▸ **WHAT THE TASK REQUIRES**
Count lines holding the string "Grove" in the data that follows. Reply with one number only.

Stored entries
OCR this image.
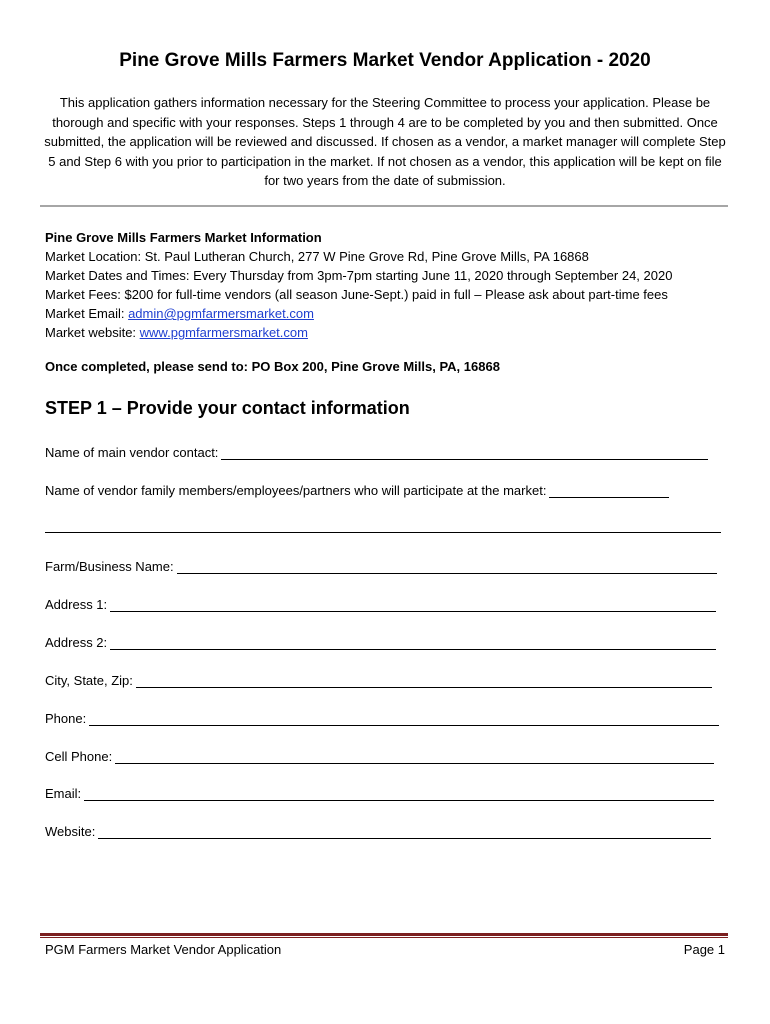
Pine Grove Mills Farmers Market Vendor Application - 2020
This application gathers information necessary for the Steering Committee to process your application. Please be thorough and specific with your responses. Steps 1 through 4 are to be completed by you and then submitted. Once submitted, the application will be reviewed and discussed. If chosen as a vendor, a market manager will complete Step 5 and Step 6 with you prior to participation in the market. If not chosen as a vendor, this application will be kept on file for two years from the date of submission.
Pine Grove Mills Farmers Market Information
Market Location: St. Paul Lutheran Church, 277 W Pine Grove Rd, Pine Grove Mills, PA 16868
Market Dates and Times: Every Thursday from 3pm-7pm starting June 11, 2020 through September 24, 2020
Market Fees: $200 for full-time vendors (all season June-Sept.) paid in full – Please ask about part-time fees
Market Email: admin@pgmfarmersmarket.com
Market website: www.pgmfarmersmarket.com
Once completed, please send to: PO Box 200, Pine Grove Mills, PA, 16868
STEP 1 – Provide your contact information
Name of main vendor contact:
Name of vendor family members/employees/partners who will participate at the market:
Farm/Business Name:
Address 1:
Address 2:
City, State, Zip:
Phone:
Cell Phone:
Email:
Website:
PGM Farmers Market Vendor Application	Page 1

▸ **WRITTEN SOLUTION**
4